__EXERCISE INPUTS__.

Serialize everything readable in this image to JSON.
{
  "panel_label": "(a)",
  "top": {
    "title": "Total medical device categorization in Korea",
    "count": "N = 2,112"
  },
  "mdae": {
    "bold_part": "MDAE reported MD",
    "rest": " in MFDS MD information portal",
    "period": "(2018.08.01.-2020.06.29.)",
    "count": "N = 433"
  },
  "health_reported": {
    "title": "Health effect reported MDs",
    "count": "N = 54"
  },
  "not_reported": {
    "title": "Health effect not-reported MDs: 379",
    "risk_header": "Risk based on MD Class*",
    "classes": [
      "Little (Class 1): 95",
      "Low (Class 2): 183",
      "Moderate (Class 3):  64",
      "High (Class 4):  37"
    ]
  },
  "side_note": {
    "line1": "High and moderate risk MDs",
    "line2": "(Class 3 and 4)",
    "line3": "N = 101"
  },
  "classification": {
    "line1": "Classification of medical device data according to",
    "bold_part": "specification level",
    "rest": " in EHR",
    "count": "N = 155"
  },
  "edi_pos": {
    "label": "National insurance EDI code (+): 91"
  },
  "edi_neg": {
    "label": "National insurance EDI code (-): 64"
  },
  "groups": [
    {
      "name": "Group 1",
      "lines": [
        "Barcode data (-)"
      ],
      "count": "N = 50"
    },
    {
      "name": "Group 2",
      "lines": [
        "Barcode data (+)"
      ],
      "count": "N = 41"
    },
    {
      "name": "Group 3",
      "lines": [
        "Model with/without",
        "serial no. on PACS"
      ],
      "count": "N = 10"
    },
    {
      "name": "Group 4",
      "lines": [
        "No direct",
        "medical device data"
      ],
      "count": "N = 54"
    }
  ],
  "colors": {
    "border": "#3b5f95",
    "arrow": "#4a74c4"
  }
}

__SHORT TASK__. Give all the records again. Match them exactly.

__EXERCISE RESULT__.
Serialize everything readable in this image to JSON.
{
  "panel_label": "(a)",
  "top": {
    "title": "Total medical device categorization in Korea",
    "count": "N = 2,112"
  },
  "mdae": {
    "bold_part": "MDAE reported MD",
    "rest": " in MFDS MD information portal",
    "period": "(2018.08.01.-2020.06.29.)",
    "count": "N = 433"
  },
  "health_reported": {
    "title": "Health effect reported MDs",
    "count": "N = 54"
  },
  "not_reported": {
    "title": "Health effect not-reported MDs: 379",
    "risk_header": "Risk based on MD Class*",
    "classes": [
      "Little (Class 1): 95",
      "Low (Class 2): 183",
      "Moderate (Class 3):  64",
      "High (Class 4):  37"
    ]
  },
  "side_note": {
    "line1": "High and moderate risk MDs",
    "line2": "(Class 3 and 4)",
    "line3": "N = 101"
  },
  "classification": {
    "line1": "Classification of medical device data according to",
    "bold_part": "specification level",
    "rest": " in EHR",
    "count": "N = 155"
  },
  "edi_pos": {
    "label": "National insurance EDI code (+): 91"
  },
  "edi_neg": {
    "label": "National insurance EDI code (-): 64"
  },
  "groups": [
    {
      "name": "Group 1",
      "lines": [
        "Barcode data (-)"
      ],
      "count": "N = 50"
    },
    {
      "name": "Group 2",
      "lines": [
        "Barcode data (+)"
      ],
      "count": "N = 41"
    },
    {
      "name": "Group 3",
      "lines": [
        "Model with/without",
        "serial no. on PACS"
      ],
      "count": "N = 10"
    },
    {
      "name": "Group 4",
      "lines": [
        "No direct",
        "medical device data"
      ],
      "count": "N = 54"
    }
  ],
  "colors": {
    "border": "#3b5f95",
    "arrow": "#4a74c4"
  }
}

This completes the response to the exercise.